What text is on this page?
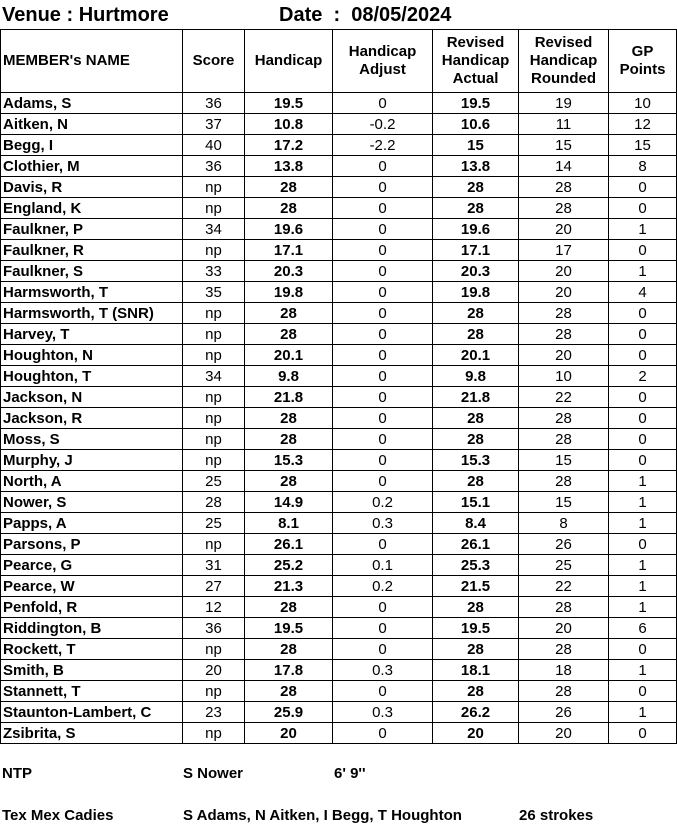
Venue : Hurtmore	Date  :  08/05/2024
MEMBER's NAME	Score	Handicap	Handicap Adjust	Revised Handicap Actual	Revised Handicap Rounded	GP Points
Adams, S	36	19.5	0	19.5	19	10
Aitken, N	37	10.8	-0.2	10.6	11	12
Begg, I	40	17.2	-2.2	15	15	15
Clothier, M	36	13.8	0	13.8	14	8
Davis, R	np	28	0	28	28	0
England, K	np	28	0	28	28	0
Faulkner, P	34	19.6	0	19.6	20	1
Faulkner, R	np	17.1	0	17.1	17	0
Faulkner, S	33	20.3	0	20.3	20	1
Harmsworth, T	35	19.8	0	19.8	20	4
Harmsworth, T (SNR)	np	28	0	28	28	0
Harvey, T	np	28	0	28	28	0
Houghton, N	np	20.1	0	20.1	20	0
Houghton, T	34	9.8	0	9.8	10	2
Jackson, N	np	21.8	0	21.8	22	0
Jackson, R	np	28	0	28	28	0
Moss, S	np	28	0	28	28	0
Murphy, J	np	15.3	0	15.3	15	0
North, A	25	28	0	28	28	1
Nower, S	28	14.9	0.2	15.1	15	1
Papps, A	25	8.1	0.3	8.4	8	1
Parsons, P	np	26.1	0	26.1	26	0
Pearce, G	31	25.2	0.1	25.3	25	1
Pearce, W	27	21.3	0.2	21.5	22	1
Penfold, R	12	28	0	28	28	1
Riddington, B	36	19.5	0	19.5	20	6
Rockett, T	np	28	0	28	28	0
Smith, B	20	17.8	0.3	18.1	18	1
Stannett, T	np	28	0	28	28	0
Staunton-Lambert, C	23	25.9	0.3	26.2	26	1
Zsibrita, S	np	20	0	20	20	0
NTP	S Nower	6' 9''
Tex Mex Cadies	S Adams, N Aitken, I Begg, T Houghton	26 strokes
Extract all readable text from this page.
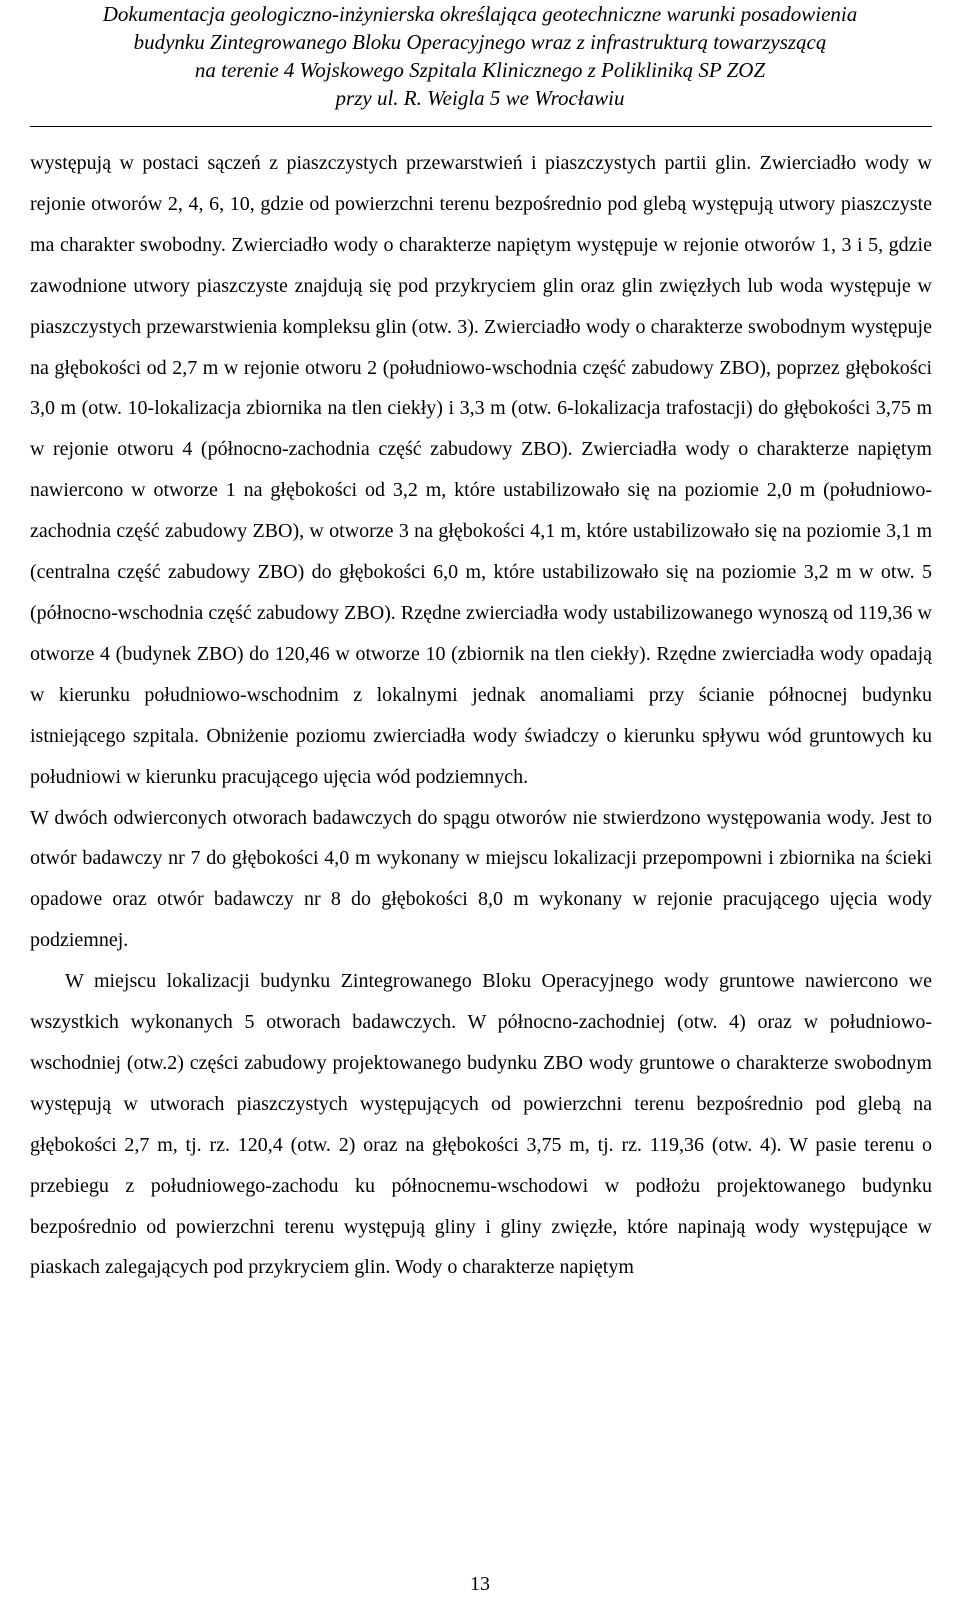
Dokumentacja geologiczno-inżynierska określająca geotechniczne warunki posadowienia
budynku Zintegrowanego Bloku Operacyjnego wraz z infrastrukturą towarzyszącą
na terenie 4 Wojskowego Szpitala Klinicznego z Polikliniką SP ZOZ
przy ul. R. Weigla 5 we Wrocławiu

występują w postaci sączeń z piaszczystych przewarstwień i piaszczystych partii glin. Zwierciadło wody w rejonie otworów 2, 4, 6, 10, gdzie od powierzchni terenu bezpośrednio pod glebą występują utwory piaszczyste ma charakter swobodny. Zwierciadło wody o charakterze napiętym występuje w rejonie otworów 1, 3 i 5, gdzie zawodnione utwory piaszczyste znajdują się pod przykryciem glin oraz glin zwięzłych lub woda występuje w piaszczystych przewarstwienia kompleksu glin (otw. 3). Zwierciadło wody o charakterze swobodnym występuje na głębokości od 2,7 m w rejonie otworu 2 (południowo-wschodnia część zabudowy ZBO), poprzez głębokości 3,0 m (otw. 10-lokalizacja zbiornika na tlen ciekły) i 3,3 m (otw. 6-lokalizacja trafostacji) do głębokości 3,75 m w rejonie otworu 4 (północno-zachodnia część zabudowy ZBO). Zwierciadła wody o charakterze napiętym nawiercono w otworze 1 na głębokości od 3,2 m, które ustabilizowało się na poziomie 2,0 m (południowo-zachodnia część zabudowy ZBO), w otworze 3 na głębokości 4,1 m, które ustabilizowało się na poziomie 3,1 m (centralna część zabudowy ZBO) do głębokości 6,0 m, które ustabilizowało się na poziomie 3,2 m w otw. 5 (północno-wschodnia część zabudowy ZBO). Rzędne zwierciadła wody ustabilizowanego wynoszą od 119,36 w otworze 4 (budynek ZBO) do 120,46 w otworze 10 (zbiornik na tlen ciekły). Rzędne zwierciadła wody opadają w kierunku południowo-wschodnim z lokalnymi jednak anomaliami przy ścianie północnej budynku istniejącego szpitala. Obniżenie poziomu zwierciadła wody świadczy o kierunku spływu wód gruntowych ku południowi w kierunku pracującego ujęcia wód podziemnych.

W dwóch odwierconych otworach badawczych do spągu otworów nie stwierdzono występowania wody. Jest to otwór badawczy nr 7 do głębokości 4,0 m wykonany w miejscu lokalizacji przepompowni i zbiornika na ścieki opadowe oraz otwór badawczy nr 8 do głębokości 8,0 m wykonany w rejonie pracującego ujęcia wody podziemnej.

W miejscu lokalizacji budynku Zintegrowanego Bloku Operacyjnego wody gruntowe nawiercono we wszystkich wykonanych 5 otworach badawczych. W północno-zachodniej (otw. 4) oraz w południowo-wschodniej (otw.2) części zabudowy projektowanego budynku ZBO wody gruntowe o charakterze swobodnym występują w utworach piaszczystych występujących od powierzchni terenu bezpośrednio pod glebą na głębokości 2,7 m, tj. rz. 120,4 (otw. 2) oraz na głębokości 3,75 m, tj. rz. 119,36 (otw. 4). W pasie terenu o przebiegu z południowego-zachodu ku północnemu-wschodowi w podłożu projektowanego budynku bezpośrednio od powierzchni terenu występują gliny i gliny zwięzłe, które napinają wody występujące w piaskach zalegających pod przykryciem glin. Wody o charakterze napiętym

13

.....

#### What to produce
Copy every line above that holds the word "Begg".

#### Final answer
Begg, I	40	17.2	-2.2	15	15	15
Tex Mex Cadies	S Adams, N Aitken, I Begg, T Houghton	26 strokes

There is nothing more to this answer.